[Extracted records]

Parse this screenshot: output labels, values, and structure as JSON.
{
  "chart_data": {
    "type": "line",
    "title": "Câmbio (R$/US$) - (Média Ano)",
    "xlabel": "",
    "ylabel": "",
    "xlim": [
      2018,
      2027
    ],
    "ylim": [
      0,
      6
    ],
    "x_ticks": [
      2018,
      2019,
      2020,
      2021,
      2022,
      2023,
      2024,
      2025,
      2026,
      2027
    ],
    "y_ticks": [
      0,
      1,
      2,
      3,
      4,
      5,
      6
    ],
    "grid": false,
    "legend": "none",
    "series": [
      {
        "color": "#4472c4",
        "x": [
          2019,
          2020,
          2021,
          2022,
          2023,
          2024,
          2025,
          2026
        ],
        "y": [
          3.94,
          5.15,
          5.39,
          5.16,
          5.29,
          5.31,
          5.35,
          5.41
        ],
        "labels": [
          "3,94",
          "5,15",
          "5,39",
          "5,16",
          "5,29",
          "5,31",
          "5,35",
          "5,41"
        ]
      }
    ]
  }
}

==

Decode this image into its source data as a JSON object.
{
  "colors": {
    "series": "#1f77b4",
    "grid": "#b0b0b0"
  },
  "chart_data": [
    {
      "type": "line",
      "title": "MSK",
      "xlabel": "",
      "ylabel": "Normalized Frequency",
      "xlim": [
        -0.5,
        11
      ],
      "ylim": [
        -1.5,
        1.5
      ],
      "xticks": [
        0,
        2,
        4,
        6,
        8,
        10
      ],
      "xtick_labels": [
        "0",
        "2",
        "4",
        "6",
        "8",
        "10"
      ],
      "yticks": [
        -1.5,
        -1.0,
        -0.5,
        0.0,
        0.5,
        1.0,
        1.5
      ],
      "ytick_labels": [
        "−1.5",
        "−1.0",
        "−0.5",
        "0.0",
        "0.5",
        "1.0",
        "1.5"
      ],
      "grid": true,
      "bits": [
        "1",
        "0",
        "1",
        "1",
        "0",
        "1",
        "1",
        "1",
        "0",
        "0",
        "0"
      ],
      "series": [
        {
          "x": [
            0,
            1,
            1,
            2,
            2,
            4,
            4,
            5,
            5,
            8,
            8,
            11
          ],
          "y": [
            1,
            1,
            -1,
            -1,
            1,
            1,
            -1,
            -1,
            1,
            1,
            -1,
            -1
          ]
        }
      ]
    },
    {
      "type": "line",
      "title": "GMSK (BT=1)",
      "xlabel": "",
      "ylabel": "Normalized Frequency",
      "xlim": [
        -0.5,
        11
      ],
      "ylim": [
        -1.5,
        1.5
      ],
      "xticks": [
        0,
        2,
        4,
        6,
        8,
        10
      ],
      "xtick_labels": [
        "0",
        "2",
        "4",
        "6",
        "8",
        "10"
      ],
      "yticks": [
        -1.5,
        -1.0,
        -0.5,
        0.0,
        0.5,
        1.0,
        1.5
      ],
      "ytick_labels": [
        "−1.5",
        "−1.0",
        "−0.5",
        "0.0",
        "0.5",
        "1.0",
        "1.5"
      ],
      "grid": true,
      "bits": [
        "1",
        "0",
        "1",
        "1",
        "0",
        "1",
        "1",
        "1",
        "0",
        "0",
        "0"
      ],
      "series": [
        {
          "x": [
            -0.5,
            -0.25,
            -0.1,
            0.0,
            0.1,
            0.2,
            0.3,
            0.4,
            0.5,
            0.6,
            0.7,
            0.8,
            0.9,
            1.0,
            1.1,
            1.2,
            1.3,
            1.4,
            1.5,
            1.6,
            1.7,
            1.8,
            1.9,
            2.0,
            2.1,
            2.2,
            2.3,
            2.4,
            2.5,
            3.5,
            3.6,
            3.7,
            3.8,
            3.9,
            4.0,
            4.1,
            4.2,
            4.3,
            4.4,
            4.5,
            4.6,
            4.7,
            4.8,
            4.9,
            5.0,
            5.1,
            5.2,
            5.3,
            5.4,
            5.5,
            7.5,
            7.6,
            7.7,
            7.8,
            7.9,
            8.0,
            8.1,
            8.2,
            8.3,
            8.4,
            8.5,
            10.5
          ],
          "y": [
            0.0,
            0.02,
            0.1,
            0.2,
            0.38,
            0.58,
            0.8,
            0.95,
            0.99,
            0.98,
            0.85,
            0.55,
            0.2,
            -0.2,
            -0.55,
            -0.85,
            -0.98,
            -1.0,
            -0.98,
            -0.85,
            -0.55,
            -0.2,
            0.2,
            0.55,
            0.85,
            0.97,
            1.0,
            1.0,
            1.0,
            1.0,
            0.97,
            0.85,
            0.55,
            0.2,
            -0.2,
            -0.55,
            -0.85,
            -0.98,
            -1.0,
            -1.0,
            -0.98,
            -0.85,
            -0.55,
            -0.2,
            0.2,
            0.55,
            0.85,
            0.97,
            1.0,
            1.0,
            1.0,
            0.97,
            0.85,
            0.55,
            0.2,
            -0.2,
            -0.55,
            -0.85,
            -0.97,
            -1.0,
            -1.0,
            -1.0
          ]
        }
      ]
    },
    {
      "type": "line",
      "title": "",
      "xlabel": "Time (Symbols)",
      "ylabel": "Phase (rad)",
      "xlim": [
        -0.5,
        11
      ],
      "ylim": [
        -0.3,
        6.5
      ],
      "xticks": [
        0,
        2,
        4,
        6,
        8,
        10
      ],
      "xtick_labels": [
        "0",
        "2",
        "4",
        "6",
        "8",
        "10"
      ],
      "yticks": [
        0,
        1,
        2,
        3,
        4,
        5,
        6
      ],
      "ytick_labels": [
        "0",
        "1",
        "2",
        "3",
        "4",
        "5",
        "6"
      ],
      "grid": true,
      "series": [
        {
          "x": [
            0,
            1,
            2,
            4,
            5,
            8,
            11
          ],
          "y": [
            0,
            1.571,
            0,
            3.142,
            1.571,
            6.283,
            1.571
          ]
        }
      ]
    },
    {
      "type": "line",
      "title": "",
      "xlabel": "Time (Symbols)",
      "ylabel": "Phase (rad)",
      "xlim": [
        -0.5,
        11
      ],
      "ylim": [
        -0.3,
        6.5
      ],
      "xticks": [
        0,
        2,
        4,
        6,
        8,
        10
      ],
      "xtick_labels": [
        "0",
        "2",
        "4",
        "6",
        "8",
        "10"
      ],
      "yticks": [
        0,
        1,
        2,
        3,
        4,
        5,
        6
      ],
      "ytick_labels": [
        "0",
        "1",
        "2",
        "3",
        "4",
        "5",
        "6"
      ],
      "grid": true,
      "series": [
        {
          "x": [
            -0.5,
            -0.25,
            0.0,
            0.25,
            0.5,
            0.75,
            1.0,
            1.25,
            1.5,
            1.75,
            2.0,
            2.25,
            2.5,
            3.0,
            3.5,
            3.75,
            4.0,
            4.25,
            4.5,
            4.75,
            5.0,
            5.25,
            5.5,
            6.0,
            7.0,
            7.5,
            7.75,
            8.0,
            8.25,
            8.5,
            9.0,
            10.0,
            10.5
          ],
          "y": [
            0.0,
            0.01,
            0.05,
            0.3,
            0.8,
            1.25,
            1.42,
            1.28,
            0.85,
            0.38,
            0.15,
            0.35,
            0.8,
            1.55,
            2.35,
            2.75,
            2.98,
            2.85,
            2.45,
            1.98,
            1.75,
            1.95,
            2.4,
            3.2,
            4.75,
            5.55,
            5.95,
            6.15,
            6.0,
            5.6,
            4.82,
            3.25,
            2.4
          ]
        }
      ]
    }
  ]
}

[What to produce]
Find the string "title" in the listing and return every line that holds it.

[Output of the task]
    "title": "Câmbio (R$/US$) - (Média Ano)",
      "title": "MSK",
      "title": "GMSK (BT=1)",
      "title": "",
      "title": "",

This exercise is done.